┌─ Selection

Which Rumors About American Make Sense? And What’s the Earliest American Could Go Revenue-Based?

Reader C.W. emailed me,

Yesterday, was flying DFW-DCA in F and overheard some discussion behind me. Individual doing the talking sounded like he knew a thing or two – we were on one of the new 738s with AVOD and he was discussing delivery of the aircraft, also discussing his ride on the inaugural flight of the new 773 to London. So this guy didn’t strike me as a Joe off the street.

Anyhow, he was stating to his seatmate in no uncertain terms that AA was going revenue-based for the 2016 qualification year. He talked about the recent change at United, the comparison to Delta, and stated that AA would base qualification solely on points tied to fare price during 2015. He also mentioned that new tiers above EXP would be added.

So… plausible?

Yes, but the person offering these opinions is making predictions and not sharing actual knowledge.

It could certainly play out this way, but I am 100% certain that nothing has been decided.

Timing in this prediction is right for a program change, sort of:

  • The American and US Airways programs are expected to be combined in 2015. The focus now is integration, and the American AAdvantage President has said no major changes before integration happens.
  • So any major changes – if there are any — would come at the earliest for 2016.
  • We know that 2015 qualifying miles at both US Airways and American will get combined for 2016 status. Any announcement about how qualifying miles will accrue during 2015 will have to come this year and that’s unlikely prior to integration.
  • So for elite qualifying it seems like a revenue requirement for 2017 status based on 2016 flying could come to American, but it’s unlikely before that.

But nothing has been decided:

  • Nothing is certain two years out. There’s no question that American is aware of and has look at rewarding premium passengers more, they were an early adopter of an alternative elite status qualification scheme for high revenue passengers (“points” which are tracked in parallel with miles).
  • United is following Delta. United adopted almost Delta’s exact revenue requirements for elite status. Then United adopted Delta’s exact revenue-based earning. United has no vision of its own. American won’t just follow blindly, and in any case the integration gives them time to come up with their own vision if they need one.

└─
┌─ Provided data

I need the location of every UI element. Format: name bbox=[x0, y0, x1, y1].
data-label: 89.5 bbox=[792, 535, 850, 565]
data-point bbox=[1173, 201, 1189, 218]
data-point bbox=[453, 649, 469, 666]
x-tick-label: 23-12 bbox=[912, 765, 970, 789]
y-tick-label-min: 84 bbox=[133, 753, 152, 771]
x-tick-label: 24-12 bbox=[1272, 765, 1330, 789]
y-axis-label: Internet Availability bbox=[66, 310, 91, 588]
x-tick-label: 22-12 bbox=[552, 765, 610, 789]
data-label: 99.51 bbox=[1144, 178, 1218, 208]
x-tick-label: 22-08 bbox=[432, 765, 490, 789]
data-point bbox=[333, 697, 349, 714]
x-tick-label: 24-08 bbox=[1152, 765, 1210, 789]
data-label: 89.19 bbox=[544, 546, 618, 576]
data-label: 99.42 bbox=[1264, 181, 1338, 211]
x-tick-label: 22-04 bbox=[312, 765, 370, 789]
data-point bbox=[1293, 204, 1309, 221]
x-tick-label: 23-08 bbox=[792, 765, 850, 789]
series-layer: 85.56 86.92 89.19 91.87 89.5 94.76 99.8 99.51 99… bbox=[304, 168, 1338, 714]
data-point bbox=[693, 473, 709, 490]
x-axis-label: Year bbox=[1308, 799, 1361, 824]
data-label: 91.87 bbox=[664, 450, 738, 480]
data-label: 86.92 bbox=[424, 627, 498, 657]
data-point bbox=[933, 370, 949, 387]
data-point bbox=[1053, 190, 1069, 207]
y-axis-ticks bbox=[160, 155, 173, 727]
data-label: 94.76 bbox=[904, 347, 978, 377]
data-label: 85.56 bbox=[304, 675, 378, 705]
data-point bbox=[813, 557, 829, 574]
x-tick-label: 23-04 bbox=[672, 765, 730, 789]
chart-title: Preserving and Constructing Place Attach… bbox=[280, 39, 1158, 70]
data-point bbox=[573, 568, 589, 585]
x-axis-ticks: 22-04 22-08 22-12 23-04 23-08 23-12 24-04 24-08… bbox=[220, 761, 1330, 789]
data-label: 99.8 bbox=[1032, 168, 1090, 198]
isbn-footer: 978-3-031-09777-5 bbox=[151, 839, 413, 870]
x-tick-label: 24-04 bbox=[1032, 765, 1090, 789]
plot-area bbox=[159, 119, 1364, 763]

└─

- _What is asked_:
(1) Answer the following questions using the post about American Airlines rumors:
(a) On which route and in which cabin was the reader flying when the discussion was overheard?
(b) In what year are the American and US Airways programs expected to be combined?
(c) Whose revenue requirements for elite status did United almost exactly adopt?
(2) Reproduce the lines of the entries verbatim, beginning with the first line of the entries and continuing through the line containing "x-tick-label: 23-04 bbox=[672, 765, 730, 789]".

- _Completed exercise_:
(1)
(a) DFW-DCA, in F.
(b) 2015.
(c) Delta's.

(2)
I need the location of every UI element. Format: name bbox=[x0, y0, x1, y1].
data-label: 89.5 bbox=[792, 535, 850, 565]
data-point bbox=[1173, 201, 1189, 218]
data-point bbox=[453, 649, 469, 666]
x-tick-label: 23-12 bbox=[912, 765, 970, 789]
y-tick-label-min: 84 bbox=[133, 753, 152, 771]
x-tick-label: 24-12 bbox=[1272, 765, 1330, 789]
y-axis-label: Internet Availability bbox=[66, 310, 91, 588]
x-tick-label: 22-12 bbox=[552, 765, 610, 789]
data-label: 99.51 bbox=[1144, 178, 1218, 208]
x-tick-label: 22-08 bbox=[432, 765, 490, 789]
data-point bbox=[333, 697, 349, 714]
x-tick-label: 24-08 bbox=[1152, 765, 1210, 789]
data-label: 89.19 bbox=[544, 546, 618, 576]
data-label: 99.42 bbox=[1264, 181, 1338, 211]
x-tick-label: 22-04 bbox=[312, 765, 370, 789]
data-point bbox=[1293, 204, 1309, 221]
x-tick-label: 23-08 bbox=[792, 765, 850, 789]
series-layer: 85.56 86.92 89.19 91.87 89.5 94.76 99.8 99.51 99… bbox=[304, 168, 1338, 714]
data-point bbox=[693, 473, 709, 490]
x-axis-label: Year bbox=[1308, 799, 1361, 824]
data-label: 91.87 bbox=[664, 450, 738, 480]
data-label: 86.92 bbox=[424, 627, 498, 657]
data-point bbox=[933, 370, 949, 387]
data-point bbox=[1053, 190, 1069, 207]
y-axis-ticks bbox=[160, 155, 173, 727]
data-label: 94.76 bbox=[904, 347, 978, 377]
data-label: 85.56 bbox=[304, 675, 378, 705]
data-point bbox=[813, 557, 829, 574]
x-tick-label: 23-04 bbox=[672, 765, 730, 789]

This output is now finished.